** START Input rows **

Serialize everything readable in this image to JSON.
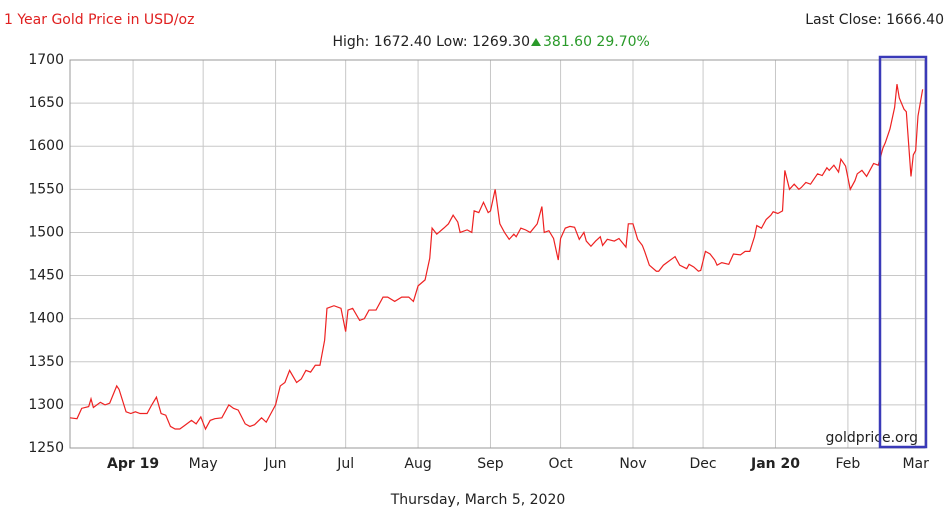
{
  "chart_data": {
    "type": "line",
    "title": "1 Year Gold Price in USD/oz",
    "last_close": "Last Close: 1666.40",
    "high_low": "High: 1672.40 Low: 1269.30",
    "change": "381.60 29.70%",
    "watermark": "goldprice.org",
    "date": "Thursday, March 5, 2020",
    "color": "#ee2222",
    "grid": true,
    "x": [
      0,
      3,
      5,
      8,
      9,
      10,
      13,
      15,
      17,
      20,
      21,
      24,
      26,
      28,
      30,
      33,
      35,
      37,
      39,
      41,
      43,
      45,
      47,
      49,
      52,
      54,
      56,
      58,
      60,
      62,
      65,
      68,
      70,
      72,
      75,
      77,
      79,
      82,
      84,
      86,
      88,
      90,
      92,
      94,
      97,
      99,
      101,
      103,
      105,
      107,
      109,
      110,
      113,
      116,
      118,
      119,
      121,
      124,
      126,
      128,
      131,
      134,
      136,
      139,
      142,
      145,
      147,
      149,
      152,
      154,
      155,
      157,
      160,
      162,
      164,
      166,
      167,
      170,
      172,
      173,
      175,
      177,
      179,
      180,
      182,
      184,
      186,
      188,
      190,
      191,
      193,
      195,
      197,
      200,
      202,
      203,
      205,
      207,
      209,
      210,
      212,
      214,
      216,
      218,
      220,
      221,
      223,
      225,
      227,
      228,
      230,
      233,
      235,
      238,
      239,
      241,
      243,
      245,
      246,
      248,
      251,
      252,
      254,
      256,
      258,
      259,
      261,
      264,
      265,
      267,
      269,
      270,
      272,
      274,
      276,
      277,
      279,
      282,
      284,
      287,
      289,
      291,
      293,
      294,
      296,
      298,
      300,
      301,
      303,
      305,
      306,
      308,
      310,
      312,
      313,
      315,
      317,
      318,
      320,
      322,
      324,
      325,
      327,
      329,
      330,
      332,
      334,
      336,
      337,
      339,
      341,
      342,
      344,
      346,
      348,
      349,
      351,
      353,
      354,
      355,
      357,
      358,
      360,
      361,
      362,
      363,
      365
    ],
    "values": [
      1285,
      1284,
      1296,
      1298,
      1307,
      1297,
      1303,
      1300,
      1302,
      1322,
      1318,
      1292,
      1290,
      1292,
      1290,
      1290,
      1300,
      1309,
      1290,
      1288,
      1275,
      1272,
      1272,
      1276,
      1282,
      1278,
      1286,
      1272,
      1282,
      1284,
      1285,
      1300,
      1296,
      1294,
      1278,
      1275,
      1277,
      1285,
      1280,
      1290,
      1300,
      1322,
      1326,
      1340,
      1326,
      1330,
      1340,
      1338,
      1346,
      1346,
      1375,
      1412,
      1415,
      1412,
      1385,
      1410,
      1412,
      1398,
      1400,
      1410,
      1410,
      1425,
      1425,
      1420,
      1425,
      1425,
      1420,
      1438,
      1445,
      1470,
      1505,
      1498,
      1505,
      1510,
      1520,
      1512,
      1500,
      1503,
      1500,
      1525,
      1523,
      1535,
      1523,
      1525,
      1550,
      1510,
      1500,
      1492,
      1498,
      1495,
      1505,
      1503,
      1500,
      1510,
      1530,
      1500,
      1502,
      1493,
      1468,
      1493,
      1505,
      1507,
      1506,
      1492,
      1500,
      1490,
      1484,
      1490,
      1495,
      1485,
      1492,
      1490,
      1493,
      1483,
      1510,
      1510,
      1492,
      1485,
      1478,
      1462,
      1455,
      1455,
      1462,
      1466,
      1470,
      1472,
      1462,
      1458,
      1463,
      1460,
      1455,
      1456,
      1478,
      1475,
      1468,
      1462,
      1465,
      1463,
      1475,
      1474,
      1478,
      1478,
      1495,
      1508,
      1505,
      1515,
      1520,
      1524,
      1522,
      1525,
      1572,
      1550,
      1556,
      1550,
      1552,
      1558,
      1556,
      1560,
      1568,
      1566,
      1575,
      1572,
      1578,
      1570,
      1585,
      1577,
      1550,
      1560,
      1568,
      1572,
      1565,
      1570,
      1580,
      1578,
      1598,
      1604,
      1620,
      1645,
      1672,
      1656,
      1643,
      1640,
      1565,
      1590,
      1595,
      1635,
      1666
    ],
    "xlim": [
      0,
      366
    ],
    "xticks": [
      {
        "value": 27,
        "label": "Apr 19"
      },
      {
        "value": 57,
        "label": "May"
      },
      {
        "value": 88,
        "label": "Jun"
      },
      {
        "value": 118,
        "label": "Jul"
      },
      {
        "value": 149,
        "label": "Aug"
      },
      {
        "value": 180,
        "label": "Sep"
      },
      {
        "value": 210,
        "label": "Oct"
      },
      {
        "value": 241,
        "label": "Nov"
      },
      {
        "value": 271,
        "label": "Dec"
      },
      {
        "value": 302,
        "label": "Jan 20"
      },
      {
        "value": 333,
        "label": "Feb"
      },
      {
        "value": 362,
        "label": "Mar"
      }
    ],
    "ylim": [
      1250,
      1700
    ],
    "yticks": [
      1250,
      1300,
      1350,
      1400,
      1450,
      1500,
      1550,
      1600,
      1650,
      1700
    ]
  }
}
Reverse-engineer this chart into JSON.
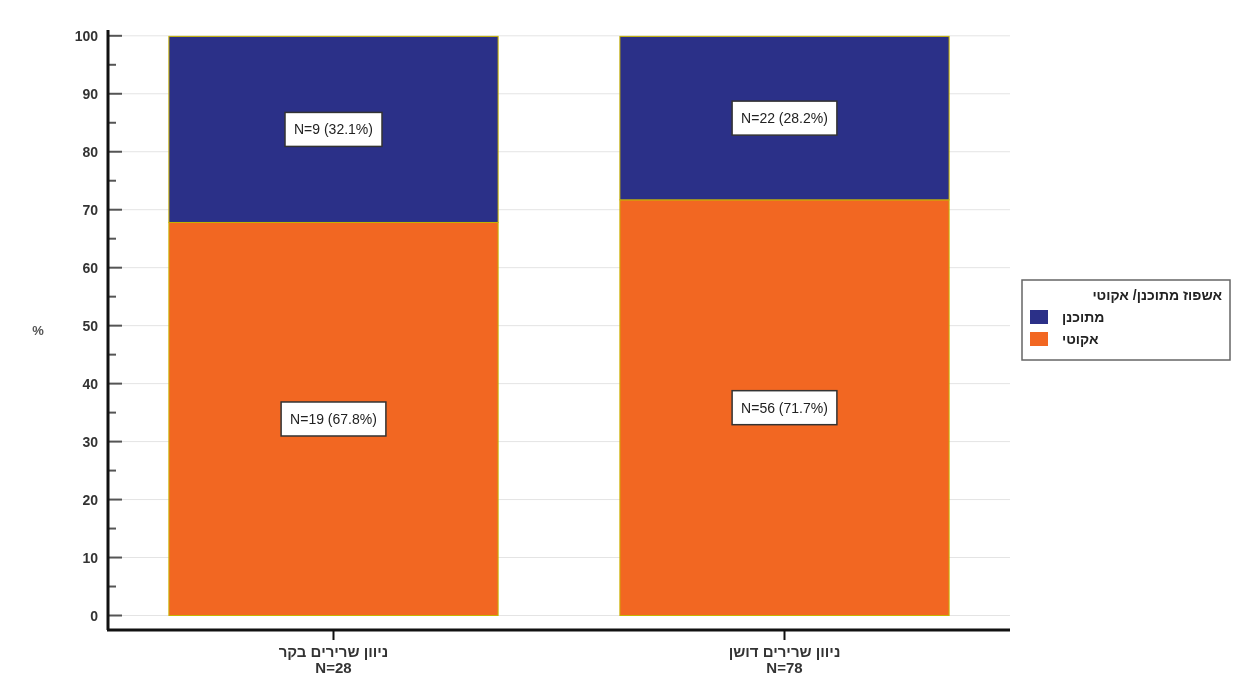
{
  "chart_data": {
    "type": "bar",
    "stacked": true,
    "ylabel": "%",
    "categories": [
      "ניוון שרירים בקר\nN=28",
      "ניוון שרירים דושן\nN=78"
    ],
    "series": [
      {
        "name": "אקוטי",
        "color": "#f26722",
        "values": [
          67.8,
          71.7
        ],
        "value_labels": [
          "N=19 (67.8%)",
          "N=56 (71.7%)"
        ]
      },
      {
        "name": "מתוכנן",
        "color": "#2b3088",
        "values": [
          32.1,
          28.2
        ],
        "value_labels": [
          "N=9 (32.1%)",
          "N=22 (28.2%)"
        ]
      }
    ],
    "legend_title": "אשפוז מתוכנן/ אקוטי",
    "legend": "right",
    "grid": "y",
    "ylim": [
      -2.5,
      101
    ],
    "yticks": [
      0,
      {
        "value": 5,
        "label": null
      },
      10,
      {
        "value": 15,
        "label": null
      },
      20,
      {
        "value": 25,
        "label": null
      },
      30,
      {
        "value": 35,
        "label": null
      },
      40,
      {
        "value": 45,
        "label": null
      },
      50,
      {
        "value": 55,
        "label": null
      },
      60,
      {
        "value": 65,
        "label": null
      },
      70,
      {
        "value": 75,
        "label": null
      },
      80,
      {
        "value": 85,
        "label": null
      },
      90,
      {
        "value": 95,
        "label": null
      },
      100
    ]
  }
}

** END Input rows **

Pick out each line that holds the string "ניוון".

      "ניוון שרירים בקר\nN=28",
      "ניוון שרירים דושן\nN=78"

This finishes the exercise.